**What to produce**
In the listing below, locate the lines bearing the word "korting". Copy every one of them.

**Provided information**
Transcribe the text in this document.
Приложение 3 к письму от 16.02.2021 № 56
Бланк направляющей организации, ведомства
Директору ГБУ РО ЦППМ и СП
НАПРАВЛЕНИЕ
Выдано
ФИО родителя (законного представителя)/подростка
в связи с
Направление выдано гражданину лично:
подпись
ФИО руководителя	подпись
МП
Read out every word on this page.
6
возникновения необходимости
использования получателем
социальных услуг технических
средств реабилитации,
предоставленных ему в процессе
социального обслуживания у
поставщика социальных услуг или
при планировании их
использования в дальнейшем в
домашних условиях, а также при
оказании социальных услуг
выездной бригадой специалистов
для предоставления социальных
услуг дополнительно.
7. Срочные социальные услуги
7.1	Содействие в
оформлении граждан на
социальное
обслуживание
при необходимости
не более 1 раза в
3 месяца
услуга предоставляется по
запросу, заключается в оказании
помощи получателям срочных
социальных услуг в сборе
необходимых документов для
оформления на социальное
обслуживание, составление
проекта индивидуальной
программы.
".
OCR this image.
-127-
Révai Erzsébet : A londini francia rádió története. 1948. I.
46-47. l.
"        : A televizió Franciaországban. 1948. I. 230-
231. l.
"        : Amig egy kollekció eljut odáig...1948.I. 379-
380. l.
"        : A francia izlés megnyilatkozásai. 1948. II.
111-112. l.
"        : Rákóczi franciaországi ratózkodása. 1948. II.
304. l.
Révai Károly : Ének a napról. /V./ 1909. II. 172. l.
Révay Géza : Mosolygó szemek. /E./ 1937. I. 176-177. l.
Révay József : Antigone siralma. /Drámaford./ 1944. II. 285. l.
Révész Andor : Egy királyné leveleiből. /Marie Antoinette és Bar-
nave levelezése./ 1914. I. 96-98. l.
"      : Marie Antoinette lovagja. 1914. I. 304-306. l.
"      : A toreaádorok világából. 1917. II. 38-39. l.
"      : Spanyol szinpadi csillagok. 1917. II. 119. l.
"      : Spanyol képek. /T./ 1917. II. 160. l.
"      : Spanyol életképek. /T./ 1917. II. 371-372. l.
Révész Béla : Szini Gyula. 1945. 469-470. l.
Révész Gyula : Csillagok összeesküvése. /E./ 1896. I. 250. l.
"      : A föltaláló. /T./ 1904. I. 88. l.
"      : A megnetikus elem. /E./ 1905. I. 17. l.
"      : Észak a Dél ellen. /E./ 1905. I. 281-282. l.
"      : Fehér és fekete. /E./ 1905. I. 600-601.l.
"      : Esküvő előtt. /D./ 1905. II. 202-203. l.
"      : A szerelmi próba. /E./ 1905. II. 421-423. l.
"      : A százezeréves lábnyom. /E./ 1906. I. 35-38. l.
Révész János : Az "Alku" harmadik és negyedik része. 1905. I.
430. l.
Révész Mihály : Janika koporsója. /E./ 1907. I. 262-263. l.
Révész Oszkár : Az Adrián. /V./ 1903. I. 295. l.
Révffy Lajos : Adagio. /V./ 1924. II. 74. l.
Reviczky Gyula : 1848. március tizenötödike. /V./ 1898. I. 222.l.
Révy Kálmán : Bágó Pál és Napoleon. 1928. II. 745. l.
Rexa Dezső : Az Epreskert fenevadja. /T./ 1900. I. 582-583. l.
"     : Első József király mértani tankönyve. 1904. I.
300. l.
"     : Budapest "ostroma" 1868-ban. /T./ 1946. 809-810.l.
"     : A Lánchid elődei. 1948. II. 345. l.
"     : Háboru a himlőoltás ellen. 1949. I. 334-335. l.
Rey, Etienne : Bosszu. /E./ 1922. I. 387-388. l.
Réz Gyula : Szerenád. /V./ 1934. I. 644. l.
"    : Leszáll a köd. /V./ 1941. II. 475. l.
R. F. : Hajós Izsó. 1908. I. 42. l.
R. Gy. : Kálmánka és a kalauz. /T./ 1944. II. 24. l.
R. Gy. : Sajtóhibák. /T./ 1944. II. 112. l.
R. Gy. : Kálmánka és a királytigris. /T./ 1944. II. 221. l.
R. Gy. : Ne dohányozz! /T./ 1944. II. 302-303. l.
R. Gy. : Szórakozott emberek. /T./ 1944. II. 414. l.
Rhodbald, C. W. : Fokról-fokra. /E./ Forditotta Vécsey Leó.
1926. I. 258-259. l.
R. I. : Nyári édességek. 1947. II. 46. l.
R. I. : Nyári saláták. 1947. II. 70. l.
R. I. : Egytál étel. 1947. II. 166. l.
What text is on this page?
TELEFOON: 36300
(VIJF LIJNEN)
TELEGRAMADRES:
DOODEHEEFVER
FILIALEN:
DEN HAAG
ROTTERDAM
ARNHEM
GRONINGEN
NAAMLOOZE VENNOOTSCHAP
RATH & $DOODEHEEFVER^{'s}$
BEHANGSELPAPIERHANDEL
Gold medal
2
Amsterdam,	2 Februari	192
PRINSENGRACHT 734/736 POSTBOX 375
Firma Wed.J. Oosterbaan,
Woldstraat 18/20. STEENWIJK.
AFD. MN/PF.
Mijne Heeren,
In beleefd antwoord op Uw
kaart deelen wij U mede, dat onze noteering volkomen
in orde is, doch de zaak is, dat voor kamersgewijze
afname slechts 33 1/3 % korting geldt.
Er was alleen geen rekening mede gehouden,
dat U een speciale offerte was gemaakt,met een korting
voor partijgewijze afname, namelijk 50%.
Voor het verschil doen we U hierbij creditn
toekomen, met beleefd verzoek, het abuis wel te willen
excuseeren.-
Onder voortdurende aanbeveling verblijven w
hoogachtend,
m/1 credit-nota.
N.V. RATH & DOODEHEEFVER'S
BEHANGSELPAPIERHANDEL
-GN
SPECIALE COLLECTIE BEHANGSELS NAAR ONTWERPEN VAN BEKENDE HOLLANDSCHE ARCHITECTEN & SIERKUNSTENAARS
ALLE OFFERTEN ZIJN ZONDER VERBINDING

**Exercise solution**
afname slechts 33 1/3 % korting geldt.
dat U een speciale offerte was gemaakt,met een korting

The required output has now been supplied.